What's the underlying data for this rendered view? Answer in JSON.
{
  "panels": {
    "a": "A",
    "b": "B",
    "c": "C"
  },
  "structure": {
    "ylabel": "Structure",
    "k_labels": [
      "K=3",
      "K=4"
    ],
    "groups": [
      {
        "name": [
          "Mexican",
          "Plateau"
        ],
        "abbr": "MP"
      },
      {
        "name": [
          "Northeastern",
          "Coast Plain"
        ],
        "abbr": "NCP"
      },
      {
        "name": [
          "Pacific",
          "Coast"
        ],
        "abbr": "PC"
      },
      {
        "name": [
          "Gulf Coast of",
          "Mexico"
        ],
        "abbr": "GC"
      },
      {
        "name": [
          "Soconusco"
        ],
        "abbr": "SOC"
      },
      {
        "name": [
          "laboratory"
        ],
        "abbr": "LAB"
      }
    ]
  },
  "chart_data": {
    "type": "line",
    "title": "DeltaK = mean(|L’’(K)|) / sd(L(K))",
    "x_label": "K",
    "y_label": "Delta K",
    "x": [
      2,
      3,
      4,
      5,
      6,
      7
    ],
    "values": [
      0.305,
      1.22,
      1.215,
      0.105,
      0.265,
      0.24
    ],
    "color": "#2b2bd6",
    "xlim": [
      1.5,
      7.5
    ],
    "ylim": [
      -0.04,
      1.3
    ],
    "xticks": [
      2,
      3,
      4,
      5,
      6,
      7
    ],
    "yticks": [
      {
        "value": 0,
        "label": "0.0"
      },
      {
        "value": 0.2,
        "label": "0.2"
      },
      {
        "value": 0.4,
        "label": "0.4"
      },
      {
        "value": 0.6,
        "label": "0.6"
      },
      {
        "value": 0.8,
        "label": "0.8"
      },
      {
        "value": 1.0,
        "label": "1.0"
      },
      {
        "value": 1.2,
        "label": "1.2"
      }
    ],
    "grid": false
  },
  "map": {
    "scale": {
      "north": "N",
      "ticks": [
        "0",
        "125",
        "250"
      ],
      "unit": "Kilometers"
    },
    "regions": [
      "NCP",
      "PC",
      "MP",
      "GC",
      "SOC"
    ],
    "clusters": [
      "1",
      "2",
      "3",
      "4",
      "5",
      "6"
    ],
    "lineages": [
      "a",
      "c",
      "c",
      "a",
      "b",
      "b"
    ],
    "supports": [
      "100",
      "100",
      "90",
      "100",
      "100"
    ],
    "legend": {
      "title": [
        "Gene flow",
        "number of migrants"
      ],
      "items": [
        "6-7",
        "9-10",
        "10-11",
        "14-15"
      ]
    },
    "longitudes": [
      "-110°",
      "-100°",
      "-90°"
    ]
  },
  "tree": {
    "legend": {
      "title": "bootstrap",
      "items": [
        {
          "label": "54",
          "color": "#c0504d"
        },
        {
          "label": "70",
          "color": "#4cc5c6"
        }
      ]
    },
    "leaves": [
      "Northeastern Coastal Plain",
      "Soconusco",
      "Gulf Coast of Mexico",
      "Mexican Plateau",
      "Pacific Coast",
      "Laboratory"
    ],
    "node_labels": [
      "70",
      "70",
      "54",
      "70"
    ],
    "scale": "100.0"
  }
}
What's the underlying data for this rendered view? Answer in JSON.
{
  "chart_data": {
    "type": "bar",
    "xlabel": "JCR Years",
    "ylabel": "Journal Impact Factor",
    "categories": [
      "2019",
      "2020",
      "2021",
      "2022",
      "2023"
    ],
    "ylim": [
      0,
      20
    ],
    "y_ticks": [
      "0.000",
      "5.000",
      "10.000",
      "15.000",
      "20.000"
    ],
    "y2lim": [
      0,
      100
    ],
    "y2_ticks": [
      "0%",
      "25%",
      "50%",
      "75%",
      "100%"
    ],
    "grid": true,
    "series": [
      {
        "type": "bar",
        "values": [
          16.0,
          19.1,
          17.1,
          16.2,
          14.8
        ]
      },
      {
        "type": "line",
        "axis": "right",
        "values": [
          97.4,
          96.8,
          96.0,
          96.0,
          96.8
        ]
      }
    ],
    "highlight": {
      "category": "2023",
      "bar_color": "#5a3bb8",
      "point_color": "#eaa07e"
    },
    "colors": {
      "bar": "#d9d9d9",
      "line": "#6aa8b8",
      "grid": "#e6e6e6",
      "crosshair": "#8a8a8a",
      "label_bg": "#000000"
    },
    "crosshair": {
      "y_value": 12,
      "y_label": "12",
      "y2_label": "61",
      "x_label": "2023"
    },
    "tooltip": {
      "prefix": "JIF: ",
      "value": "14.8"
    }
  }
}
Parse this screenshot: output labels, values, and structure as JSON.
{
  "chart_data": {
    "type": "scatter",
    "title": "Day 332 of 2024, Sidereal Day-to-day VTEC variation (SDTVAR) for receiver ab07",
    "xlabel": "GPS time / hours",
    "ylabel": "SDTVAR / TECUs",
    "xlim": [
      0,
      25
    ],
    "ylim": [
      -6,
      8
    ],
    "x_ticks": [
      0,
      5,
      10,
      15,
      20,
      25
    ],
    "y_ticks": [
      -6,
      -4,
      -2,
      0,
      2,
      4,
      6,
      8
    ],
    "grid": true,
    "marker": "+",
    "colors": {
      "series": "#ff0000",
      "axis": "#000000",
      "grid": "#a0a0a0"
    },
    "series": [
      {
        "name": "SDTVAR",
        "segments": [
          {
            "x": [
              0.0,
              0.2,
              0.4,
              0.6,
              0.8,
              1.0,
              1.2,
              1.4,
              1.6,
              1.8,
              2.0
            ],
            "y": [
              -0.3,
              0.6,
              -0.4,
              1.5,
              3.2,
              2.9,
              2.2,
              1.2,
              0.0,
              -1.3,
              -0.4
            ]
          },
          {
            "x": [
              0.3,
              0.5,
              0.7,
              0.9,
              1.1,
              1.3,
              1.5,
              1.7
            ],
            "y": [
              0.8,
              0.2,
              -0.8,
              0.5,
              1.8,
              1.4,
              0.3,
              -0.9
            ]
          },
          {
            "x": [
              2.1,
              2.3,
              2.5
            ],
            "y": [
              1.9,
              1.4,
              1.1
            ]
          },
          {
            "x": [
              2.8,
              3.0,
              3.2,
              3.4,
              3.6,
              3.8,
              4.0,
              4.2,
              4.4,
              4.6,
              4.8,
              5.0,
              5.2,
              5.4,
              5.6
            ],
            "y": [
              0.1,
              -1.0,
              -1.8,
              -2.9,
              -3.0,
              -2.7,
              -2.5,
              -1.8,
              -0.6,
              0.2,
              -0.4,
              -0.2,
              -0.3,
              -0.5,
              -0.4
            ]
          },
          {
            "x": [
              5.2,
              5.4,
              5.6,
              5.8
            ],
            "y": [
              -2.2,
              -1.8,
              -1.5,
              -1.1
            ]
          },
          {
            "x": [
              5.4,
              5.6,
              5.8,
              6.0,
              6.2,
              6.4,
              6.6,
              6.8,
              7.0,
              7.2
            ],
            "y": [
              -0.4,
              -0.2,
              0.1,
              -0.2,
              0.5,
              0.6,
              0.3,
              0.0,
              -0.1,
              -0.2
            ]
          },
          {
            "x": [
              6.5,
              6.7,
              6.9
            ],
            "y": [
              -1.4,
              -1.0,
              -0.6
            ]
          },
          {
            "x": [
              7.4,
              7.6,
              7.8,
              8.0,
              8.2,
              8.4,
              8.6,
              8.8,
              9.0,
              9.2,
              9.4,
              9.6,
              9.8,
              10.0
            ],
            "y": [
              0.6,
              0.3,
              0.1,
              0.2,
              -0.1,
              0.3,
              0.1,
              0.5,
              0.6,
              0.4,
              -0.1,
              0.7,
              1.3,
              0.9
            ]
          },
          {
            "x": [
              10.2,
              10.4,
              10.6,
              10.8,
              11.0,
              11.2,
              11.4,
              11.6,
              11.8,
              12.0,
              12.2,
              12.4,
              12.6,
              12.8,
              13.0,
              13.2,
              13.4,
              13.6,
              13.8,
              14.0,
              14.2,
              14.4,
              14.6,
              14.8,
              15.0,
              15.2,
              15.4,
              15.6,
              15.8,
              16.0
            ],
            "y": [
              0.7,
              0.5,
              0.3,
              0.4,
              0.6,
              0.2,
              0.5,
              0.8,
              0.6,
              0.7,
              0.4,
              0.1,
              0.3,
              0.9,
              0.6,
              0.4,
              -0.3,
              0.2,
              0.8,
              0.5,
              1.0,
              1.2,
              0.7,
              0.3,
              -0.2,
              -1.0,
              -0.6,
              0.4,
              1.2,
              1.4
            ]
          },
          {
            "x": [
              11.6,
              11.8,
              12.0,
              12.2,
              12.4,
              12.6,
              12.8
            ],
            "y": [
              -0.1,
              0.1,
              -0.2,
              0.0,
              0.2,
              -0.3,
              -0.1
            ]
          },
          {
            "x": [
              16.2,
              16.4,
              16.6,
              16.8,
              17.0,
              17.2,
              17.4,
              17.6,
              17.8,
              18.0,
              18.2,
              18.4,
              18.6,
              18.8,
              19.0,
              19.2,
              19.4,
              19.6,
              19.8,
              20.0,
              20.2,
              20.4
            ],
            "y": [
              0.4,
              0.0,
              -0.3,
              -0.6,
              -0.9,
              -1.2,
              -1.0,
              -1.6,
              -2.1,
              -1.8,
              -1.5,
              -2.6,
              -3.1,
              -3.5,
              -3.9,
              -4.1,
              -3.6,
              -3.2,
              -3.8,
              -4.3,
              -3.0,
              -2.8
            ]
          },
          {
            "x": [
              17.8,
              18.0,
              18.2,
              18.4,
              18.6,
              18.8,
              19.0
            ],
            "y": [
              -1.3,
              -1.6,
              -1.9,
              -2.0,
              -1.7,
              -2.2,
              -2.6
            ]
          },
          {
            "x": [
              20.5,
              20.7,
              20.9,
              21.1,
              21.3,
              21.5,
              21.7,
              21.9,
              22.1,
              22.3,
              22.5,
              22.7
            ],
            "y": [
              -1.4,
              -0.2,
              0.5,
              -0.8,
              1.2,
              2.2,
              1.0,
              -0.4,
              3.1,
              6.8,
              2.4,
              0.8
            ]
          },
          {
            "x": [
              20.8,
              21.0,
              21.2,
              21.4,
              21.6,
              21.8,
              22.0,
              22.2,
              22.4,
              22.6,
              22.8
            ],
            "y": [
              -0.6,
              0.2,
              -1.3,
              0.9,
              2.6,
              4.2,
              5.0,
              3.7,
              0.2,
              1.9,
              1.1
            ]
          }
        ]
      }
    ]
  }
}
----
Go through the material and select each line with the string "grid" in it.

### Response below
    "grid": false
    "grid": true,
      "grid": "#e6e6e6",
    "grid": true,
      "grid": "#a0a0a0"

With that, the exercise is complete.